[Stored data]

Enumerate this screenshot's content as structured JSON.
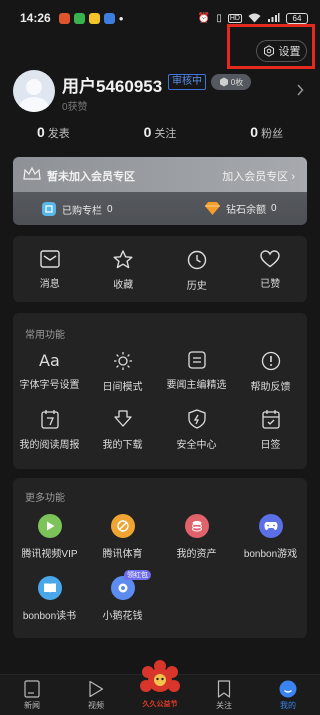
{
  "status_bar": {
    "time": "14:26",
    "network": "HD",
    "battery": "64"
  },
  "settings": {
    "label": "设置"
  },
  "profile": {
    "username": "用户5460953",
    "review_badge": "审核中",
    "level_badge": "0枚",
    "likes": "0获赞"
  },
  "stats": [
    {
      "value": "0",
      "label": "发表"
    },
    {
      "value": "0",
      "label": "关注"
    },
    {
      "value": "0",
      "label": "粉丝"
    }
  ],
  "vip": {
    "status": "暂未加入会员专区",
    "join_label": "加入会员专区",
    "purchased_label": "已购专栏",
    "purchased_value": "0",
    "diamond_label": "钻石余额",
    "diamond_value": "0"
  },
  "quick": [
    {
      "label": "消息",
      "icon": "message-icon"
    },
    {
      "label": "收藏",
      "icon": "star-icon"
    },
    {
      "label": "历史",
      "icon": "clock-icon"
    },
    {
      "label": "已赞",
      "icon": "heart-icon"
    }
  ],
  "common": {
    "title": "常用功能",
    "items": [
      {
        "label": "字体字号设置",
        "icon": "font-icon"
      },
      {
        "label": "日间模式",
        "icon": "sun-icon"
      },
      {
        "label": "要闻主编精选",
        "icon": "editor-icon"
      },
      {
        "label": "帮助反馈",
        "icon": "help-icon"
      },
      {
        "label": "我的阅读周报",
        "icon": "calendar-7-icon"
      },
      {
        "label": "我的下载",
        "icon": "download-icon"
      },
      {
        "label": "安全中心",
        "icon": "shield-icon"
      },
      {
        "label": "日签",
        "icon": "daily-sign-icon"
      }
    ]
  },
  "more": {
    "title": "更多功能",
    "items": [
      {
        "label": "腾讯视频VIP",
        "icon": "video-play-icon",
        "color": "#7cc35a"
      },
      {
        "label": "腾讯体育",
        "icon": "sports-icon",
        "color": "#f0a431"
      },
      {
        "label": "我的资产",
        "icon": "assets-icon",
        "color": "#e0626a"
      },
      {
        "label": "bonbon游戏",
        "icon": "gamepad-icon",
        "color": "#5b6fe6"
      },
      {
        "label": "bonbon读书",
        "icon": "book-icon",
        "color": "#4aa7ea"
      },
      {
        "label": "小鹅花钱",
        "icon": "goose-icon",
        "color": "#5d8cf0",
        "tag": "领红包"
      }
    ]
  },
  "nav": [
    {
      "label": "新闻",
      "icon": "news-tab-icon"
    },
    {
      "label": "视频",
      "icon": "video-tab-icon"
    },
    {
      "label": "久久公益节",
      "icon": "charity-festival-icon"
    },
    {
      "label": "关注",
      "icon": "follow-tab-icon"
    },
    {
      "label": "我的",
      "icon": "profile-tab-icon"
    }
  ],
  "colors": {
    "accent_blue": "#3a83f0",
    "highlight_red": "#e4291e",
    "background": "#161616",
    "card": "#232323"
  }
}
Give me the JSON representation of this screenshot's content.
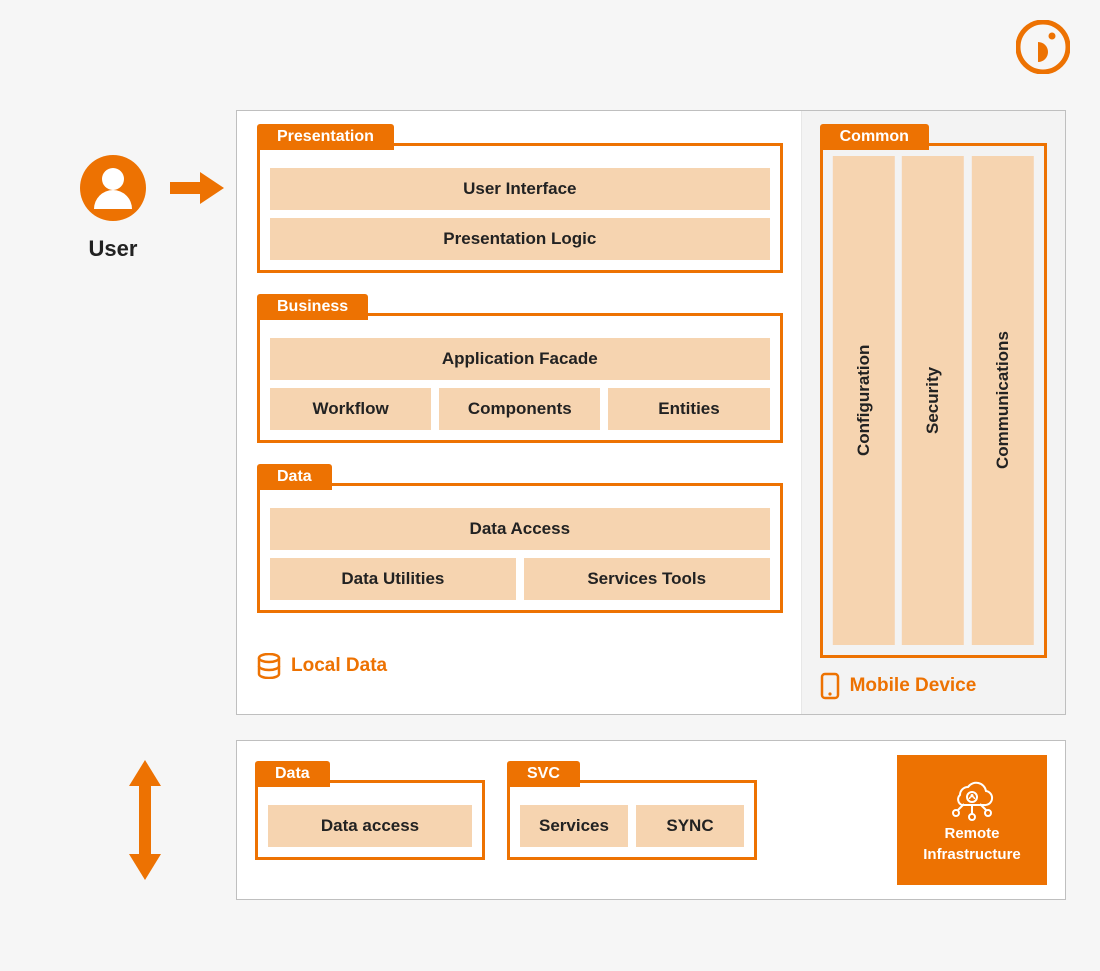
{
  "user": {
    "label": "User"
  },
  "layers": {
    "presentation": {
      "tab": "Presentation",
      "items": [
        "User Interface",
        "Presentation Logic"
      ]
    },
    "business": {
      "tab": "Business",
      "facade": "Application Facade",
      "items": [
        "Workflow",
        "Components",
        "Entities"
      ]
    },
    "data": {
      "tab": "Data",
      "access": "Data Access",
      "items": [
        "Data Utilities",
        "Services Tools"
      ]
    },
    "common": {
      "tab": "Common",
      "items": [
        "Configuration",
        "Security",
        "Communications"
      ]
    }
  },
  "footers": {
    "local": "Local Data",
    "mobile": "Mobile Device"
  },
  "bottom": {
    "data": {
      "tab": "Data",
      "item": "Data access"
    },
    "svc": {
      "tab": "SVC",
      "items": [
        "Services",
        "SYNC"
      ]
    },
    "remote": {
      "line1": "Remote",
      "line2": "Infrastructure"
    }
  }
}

Task prompt: Reply with only the number of lines in the entries that contain the word "JSON".

Response: 2